Look through the data and write out every line with the word "ylabel" in it.

○ ○ ○ ○ ○ ○ ○

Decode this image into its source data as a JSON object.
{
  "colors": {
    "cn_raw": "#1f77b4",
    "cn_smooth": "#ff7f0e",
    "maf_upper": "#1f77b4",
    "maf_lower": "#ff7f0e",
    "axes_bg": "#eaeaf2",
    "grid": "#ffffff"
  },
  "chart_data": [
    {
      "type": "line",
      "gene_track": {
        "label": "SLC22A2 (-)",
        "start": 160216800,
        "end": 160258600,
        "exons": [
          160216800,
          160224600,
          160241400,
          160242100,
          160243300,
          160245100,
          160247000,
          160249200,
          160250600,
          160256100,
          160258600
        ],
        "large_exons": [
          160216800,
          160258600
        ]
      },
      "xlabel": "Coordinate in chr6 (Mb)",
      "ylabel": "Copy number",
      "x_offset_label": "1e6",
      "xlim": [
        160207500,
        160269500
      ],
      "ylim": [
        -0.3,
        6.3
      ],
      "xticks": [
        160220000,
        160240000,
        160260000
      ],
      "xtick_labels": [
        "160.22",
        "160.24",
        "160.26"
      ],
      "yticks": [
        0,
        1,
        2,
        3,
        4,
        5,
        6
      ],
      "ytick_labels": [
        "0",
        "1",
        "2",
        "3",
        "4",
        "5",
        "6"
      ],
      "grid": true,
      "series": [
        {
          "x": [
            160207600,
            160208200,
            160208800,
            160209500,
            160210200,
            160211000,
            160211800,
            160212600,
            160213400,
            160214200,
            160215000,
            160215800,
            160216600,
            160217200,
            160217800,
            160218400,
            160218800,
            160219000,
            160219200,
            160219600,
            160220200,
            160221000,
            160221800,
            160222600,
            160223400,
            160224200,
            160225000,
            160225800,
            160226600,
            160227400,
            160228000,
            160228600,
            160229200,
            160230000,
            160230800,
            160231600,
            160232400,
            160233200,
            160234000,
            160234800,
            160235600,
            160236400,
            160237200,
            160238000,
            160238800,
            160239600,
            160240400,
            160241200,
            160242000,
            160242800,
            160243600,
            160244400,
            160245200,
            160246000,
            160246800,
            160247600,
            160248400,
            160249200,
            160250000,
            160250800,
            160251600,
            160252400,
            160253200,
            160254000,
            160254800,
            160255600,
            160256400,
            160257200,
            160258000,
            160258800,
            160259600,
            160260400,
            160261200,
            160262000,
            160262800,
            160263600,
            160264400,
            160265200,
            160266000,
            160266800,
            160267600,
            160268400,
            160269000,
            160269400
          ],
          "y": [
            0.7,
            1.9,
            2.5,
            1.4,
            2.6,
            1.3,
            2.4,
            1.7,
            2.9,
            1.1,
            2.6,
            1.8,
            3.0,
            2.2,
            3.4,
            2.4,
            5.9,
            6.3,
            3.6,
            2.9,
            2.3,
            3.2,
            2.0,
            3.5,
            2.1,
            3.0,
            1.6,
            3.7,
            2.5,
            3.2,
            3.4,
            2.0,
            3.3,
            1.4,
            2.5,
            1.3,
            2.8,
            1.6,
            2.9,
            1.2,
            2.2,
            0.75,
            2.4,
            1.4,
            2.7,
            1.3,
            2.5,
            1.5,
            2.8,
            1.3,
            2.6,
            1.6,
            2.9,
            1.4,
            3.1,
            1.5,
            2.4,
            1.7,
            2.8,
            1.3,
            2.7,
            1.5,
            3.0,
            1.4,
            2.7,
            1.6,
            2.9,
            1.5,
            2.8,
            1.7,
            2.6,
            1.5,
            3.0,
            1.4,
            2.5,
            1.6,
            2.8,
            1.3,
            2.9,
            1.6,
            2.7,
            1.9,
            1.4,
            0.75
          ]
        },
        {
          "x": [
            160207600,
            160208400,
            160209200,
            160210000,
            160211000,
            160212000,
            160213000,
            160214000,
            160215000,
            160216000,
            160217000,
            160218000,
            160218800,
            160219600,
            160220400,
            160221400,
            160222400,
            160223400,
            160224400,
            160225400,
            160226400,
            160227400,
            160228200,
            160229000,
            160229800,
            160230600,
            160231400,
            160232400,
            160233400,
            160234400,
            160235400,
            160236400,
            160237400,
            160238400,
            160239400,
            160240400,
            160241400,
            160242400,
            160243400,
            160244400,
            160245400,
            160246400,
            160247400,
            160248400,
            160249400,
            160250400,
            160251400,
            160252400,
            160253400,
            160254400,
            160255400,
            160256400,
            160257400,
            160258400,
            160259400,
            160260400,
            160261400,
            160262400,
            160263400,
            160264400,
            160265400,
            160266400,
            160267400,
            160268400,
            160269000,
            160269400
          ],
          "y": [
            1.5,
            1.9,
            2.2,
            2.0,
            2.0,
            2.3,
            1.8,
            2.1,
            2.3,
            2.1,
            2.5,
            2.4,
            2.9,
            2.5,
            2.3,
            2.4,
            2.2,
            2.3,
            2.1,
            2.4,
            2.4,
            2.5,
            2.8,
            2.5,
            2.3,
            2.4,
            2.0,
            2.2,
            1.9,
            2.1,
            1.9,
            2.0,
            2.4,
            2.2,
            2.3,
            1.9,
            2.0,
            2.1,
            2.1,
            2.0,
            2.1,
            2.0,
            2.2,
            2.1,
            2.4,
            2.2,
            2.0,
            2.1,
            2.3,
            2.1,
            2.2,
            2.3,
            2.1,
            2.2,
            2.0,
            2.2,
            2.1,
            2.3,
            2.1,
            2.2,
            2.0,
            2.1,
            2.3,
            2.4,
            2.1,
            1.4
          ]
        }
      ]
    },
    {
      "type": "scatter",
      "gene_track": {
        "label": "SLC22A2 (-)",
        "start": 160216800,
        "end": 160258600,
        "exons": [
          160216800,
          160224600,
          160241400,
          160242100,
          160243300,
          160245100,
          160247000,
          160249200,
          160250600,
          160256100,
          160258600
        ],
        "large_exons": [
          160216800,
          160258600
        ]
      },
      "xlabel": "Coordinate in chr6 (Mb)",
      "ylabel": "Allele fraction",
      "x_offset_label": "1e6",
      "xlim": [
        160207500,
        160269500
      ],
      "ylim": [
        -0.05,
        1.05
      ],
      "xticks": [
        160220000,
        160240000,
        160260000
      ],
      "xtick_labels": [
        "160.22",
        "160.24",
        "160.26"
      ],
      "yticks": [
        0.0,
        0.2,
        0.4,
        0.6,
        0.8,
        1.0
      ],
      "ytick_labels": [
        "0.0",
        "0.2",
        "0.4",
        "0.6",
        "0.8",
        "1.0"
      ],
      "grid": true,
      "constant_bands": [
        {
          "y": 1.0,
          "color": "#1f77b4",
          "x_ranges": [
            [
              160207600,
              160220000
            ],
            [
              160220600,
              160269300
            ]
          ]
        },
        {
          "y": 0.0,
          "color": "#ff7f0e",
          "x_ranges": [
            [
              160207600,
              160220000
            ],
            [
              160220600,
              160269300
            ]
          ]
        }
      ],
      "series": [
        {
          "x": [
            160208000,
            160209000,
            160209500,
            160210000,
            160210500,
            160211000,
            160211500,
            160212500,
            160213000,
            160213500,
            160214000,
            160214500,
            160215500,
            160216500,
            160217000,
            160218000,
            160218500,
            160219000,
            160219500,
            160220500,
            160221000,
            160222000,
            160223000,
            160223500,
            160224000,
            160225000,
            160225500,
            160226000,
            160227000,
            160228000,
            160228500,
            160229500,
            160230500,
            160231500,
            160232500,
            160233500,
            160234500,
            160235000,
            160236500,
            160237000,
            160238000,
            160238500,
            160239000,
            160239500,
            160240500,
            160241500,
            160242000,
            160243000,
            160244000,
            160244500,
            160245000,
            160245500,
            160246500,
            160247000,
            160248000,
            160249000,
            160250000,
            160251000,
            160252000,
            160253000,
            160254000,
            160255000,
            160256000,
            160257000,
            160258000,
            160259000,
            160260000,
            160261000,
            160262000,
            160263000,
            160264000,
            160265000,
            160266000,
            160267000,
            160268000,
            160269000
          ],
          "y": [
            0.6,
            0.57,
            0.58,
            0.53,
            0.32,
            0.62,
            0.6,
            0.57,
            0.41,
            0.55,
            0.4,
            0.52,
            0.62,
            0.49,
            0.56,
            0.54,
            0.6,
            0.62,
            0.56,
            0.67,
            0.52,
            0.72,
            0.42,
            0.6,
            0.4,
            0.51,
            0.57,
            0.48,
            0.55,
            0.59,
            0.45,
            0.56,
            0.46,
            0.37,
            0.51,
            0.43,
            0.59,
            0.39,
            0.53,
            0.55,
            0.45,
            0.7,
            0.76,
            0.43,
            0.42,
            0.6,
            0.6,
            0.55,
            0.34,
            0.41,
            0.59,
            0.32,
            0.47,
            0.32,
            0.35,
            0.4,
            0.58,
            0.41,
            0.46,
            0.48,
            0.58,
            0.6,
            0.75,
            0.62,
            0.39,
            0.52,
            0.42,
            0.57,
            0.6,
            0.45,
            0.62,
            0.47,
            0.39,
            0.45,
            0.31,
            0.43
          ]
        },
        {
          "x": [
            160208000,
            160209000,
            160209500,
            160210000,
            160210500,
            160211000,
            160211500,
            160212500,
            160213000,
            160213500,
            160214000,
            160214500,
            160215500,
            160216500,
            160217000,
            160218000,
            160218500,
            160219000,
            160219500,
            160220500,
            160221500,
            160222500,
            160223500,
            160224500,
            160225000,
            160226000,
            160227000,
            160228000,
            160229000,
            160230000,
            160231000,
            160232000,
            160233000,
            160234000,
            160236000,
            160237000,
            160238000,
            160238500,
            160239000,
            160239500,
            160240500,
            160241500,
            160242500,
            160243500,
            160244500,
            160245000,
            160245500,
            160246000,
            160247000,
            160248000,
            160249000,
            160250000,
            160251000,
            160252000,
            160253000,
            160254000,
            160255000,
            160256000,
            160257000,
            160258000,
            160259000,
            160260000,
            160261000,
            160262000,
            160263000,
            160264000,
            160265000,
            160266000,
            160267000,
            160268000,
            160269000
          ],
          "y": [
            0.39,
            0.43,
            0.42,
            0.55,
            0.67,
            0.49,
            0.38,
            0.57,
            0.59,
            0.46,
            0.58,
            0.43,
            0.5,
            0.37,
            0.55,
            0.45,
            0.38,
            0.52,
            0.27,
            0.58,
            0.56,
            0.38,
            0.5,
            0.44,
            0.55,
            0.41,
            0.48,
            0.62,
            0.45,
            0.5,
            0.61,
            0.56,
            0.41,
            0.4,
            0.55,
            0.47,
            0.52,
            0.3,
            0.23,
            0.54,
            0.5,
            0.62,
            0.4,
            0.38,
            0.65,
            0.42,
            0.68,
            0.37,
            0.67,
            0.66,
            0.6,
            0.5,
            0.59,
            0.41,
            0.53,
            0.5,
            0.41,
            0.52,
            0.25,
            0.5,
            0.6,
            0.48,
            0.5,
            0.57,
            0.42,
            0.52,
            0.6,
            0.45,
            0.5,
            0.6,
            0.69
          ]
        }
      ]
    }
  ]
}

○ ○ ○ ○ ○ ○ ○

• [ANSWER IN FULL]
      "ylabel": "Copy number",
      "ylabel": "Allele fraction",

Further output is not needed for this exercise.